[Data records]
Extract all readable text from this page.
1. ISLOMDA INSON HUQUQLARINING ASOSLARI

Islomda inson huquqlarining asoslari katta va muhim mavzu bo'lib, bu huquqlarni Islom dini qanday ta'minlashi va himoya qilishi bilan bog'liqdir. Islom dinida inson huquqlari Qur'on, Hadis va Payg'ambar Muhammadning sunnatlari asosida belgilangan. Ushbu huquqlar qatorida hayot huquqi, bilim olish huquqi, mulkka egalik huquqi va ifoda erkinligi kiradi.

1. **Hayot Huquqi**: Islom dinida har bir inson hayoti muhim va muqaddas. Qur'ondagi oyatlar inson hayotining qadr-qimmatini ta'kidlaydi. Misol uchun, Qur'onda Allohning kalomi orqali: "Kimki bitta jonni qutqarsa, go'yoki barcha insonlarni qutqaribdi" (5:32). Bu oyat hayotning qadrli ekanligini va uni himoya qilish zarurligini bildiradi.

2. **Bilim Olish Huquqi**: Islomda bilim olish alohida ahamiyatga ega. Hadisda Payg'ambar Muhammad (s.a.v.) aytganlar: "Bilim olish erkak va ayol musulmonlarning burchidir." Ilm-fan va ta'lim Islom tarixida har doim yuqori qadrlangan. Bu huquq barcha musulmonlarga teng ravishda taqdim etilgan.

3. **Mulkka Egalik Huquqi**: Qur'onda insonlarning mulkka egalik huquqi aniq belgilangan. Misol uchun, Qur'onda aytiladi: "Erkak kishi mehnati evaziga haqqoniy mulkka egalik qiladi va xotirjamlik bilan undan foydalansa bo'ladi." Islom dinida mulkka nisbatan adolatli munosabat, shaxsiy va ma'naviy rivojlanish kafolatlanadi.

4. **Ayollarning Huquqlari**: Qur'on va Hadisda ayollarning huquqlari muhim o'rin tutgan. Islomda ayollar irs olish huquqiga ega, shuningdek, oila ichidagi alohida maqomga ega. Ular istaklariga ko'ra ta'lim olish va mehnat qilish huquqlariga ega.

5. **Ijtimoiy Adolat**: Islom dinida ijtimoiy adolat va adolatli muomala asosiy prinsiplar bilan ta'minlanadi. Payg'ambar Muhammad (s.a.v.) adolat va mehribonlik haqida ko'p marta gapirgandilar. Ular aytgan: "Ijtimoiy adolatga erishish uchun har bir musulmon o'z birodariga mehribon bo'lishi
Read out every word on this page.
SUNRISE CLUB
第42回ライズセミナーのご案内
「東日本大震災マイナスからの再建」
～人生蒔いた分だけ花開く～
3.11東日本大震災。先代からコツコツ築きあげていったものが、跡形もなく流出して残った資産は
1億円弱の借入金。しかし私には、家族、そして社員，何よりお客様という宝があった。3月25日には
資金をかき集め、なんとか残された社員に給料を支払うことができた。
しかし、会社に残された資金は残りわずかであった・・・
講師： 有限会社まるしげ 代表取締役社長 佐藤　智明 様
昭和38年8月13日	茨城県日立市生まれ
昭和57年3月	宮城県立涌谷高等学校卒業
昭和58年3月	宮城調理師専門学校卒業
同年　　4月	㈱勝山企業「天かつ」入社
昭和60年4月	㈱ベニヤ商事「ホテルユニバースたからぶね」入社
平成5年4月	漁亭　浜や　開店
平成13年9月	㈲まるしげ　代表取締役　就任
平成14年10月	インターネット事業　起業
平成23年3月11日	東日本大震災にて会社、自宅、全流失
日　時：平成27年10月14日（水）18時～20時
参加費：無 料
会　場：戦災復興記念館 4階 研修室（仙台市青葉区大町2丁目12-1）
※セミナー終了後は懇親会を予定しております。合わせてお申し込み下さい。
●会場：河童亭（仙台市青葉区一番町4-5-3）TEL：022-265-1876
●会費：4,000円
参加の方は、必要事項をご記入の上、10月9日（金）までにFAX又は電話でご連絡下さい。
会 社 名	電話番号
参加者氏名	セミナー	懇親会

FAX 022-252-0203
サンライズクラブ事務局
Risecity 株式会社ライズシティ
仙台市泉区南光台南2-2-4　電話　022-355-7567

* [DIRECTIONS]: Restate word for word the lines from the one holding "Read out every word on this page." to the end of the listing, both ends included, and nothing more.

* [RESPONSE TO THIS EXERCISE]:
Read out every word on this page.
SUNRISE CLUB
第42回ライズセミナーのご案内
「東日本大震災マイナスからの再建」
～人生蒔いた分だけ花開く～
3.11東日本大震災。先代からコツコツ築きあげていったものが、跡形もなく流出して残った資産は
1億円弱の借入金。しかし私には、家族、そして社員，何よりお客様という宝があった。3月25日には
資金をかき集め、なんとか残された社員に給料を支払うことができた。
しかし、会社に残された資金は残りわずかであった・・・
講師： 有限会社まるしげ 代表取締役社長 佐藤　智明 様
昭和38年8月13日	茨城県日立市生まれ
昭和57年3月	宮城県立涌谷高等学校卒業
昭和58年3月	宮城調理師専門学校卒業
同年　　4月	㈱勝山企業「天かつ」入社
昭和60年4月	㈱ベニヤ商事「ホテルユニバースたからぶね」入社
平成5年4月	漁亭　浜や　開店
平成13年9月	㈲まるしげ　代表取締役　就任
平成14年10月	インターネット事業　起業
平成23年3月11日	東日本大震災にて会社、自宅、全流失
日　時：平成27年10月14日（水）18時～20時
参加費：無 料
会　場：戦災復興記念館 4階 研修室（仙台市青葉区大町2丁目12-1）
※セミナー終了後は懇親会を予定しております。合わせてお申し込み下さい。
●会場：河童亭（仙台市青葉区一番町4-5-3）TEL：022-265-1876
●会費：4,000円
参加の方は、必要事項をご記入の上、10月9日（金）までにFAX又は電話でご連絡下さい。
会 社 名	電話番号
参加者氏名	セミナー	懇親会

FAX 022-252-0203
サンライズクラブ事務局
Risecity 株式会社ライズシティ
仙台市泉区南光台南2-2-4　電話　022-355-7567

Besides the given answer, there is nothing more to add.